[Data items]
# # # # #

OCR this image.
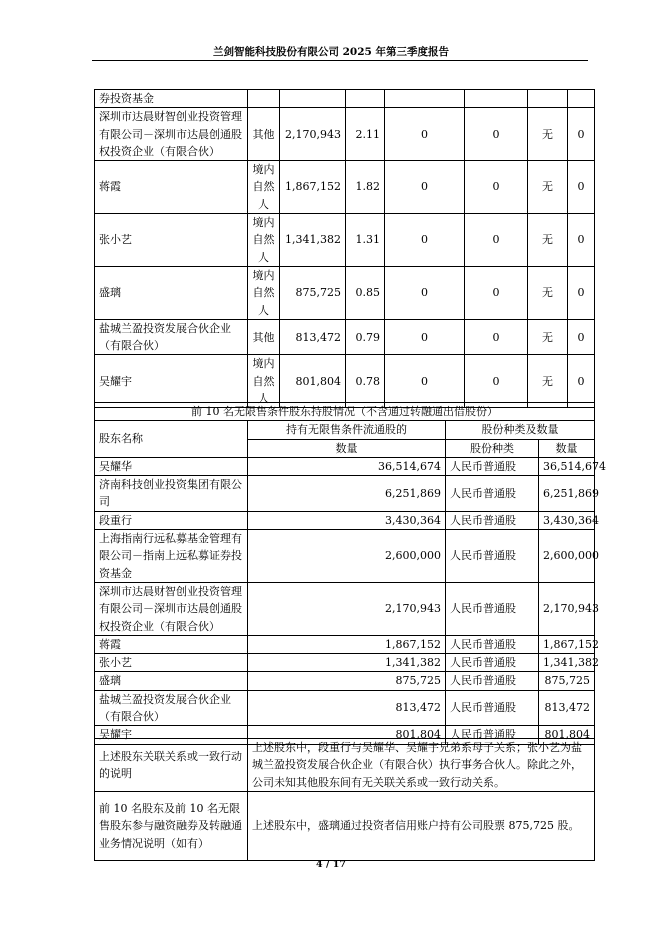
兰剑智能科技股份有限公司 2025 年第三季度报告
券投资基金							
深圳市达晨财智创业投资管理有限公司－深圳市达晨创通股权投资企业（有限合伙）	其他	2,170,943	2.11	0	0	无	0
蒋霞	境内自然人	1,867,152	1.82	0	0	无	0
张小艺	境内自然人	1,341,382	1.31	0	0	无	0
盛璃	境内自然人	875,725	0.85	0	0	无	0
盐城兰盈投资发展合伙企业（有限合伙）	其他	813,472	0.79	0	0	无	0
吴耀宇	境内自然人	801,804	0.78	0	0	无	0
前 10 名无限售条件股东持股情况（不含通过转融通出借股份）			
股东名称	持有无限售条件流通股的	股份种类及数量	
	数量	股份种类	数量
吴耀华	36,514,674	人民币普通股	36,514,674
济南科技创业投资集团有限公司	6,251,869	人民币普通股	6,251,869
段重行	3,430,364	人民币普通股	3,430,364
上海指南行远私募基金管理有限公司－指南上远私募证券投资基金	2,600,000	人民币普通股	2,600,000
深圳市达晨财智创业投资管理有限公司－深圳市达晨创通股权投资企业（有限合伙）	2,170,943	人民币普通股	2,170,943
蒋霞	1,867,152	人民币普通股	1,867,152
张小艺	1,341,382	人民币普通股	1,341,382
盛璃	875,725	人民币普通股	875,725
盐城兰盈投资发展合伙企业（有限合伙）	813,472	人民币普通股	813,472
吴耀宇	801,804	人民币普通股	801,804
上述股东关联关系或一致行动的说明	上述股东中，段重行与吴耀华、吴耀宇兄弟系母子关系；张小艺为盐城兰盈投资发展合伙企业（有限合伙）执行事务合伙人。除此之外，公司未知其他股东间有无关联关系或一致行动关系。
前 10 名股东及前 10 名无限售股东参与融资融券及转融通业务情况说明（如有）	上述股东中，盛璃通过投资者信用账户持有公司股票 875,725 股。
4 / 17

# # # # #

» STATED TASK
Transcribe the records above exactly, leaving out every picture.

» PROBLEM SOLUTION
OCR this image.
兰剑智能科技股份有限公司 2025 年第三季度报告
券投资基金							
深圳市达晨财智创业投资管理有限公司－深圳市达晨创通股权投资企业（有限合伙）	其他	2,170,943	2.11	0	0	无	0
蒋霞	境内自然人	1,867,152	1.82	0	0	无	0
张小艺	境内自然人	1,341,382	1.31	0	0	无	0
盛璃	境内自然人	875,725	0.85	0	0	无	0
盐城兰盈投资发展合伙企业（有限合伙）	其他	813,472	0.79	0	0	无	0
吴耀宇	境内自然人	801,804	0.78	0	0	无	0
前 10 名无限售条件股东持股情况（不含通过转融通出借股份）			
股东名称	持有无限售条件流通股的	股份种类及数量	
	数量	股份种类	数量
吴耀华	36,514,674	人民币普通股	36,514,674
济南科技创业投资集团有限公司	6,251,869	人民币普通股	6,251,869
段重行	3,430,364	人民币普通股	3,430,364
上海指南行远私募基金管理有限公司－指南上远私募证券投资基金	2,600,000	人民币普通股	2,600,000
深圳市达晨财智创业投资管理有限公司－深圳市达晨创通股权投资企业（有限合伙）	2,170,943	人民币普通股	2,170,943
蒋霞	1,867,152	人民币普通股	1,867,152
张小艺	1,341,382	人民币普通股	1,341,382
盛璃	875,725	人民币普通股	875,725
盐城兰盈投资发展合伙企业（有限合伙）	813,472	人民币普通股	813,472
吴耀宇	801,804	人民币普通股	801,804
上述股东关联关系或一致行动的说明	上述股东中，段重行与吴耀华、吴耀宇兄弟系母子关系；张小艺为盐城兰盈投资发展合伙企业（有限合伙）执行事务合伙人。除此之外，公司未知其他股东间有无关联关系或一致行动关系。
前 10 名股东及前 10 名无限售股东参与融资融券及转融通业务情况说明（如有）	上述股东中，盛璃通过投资者信用账户持有公司股票 875,725 股。
4 / 17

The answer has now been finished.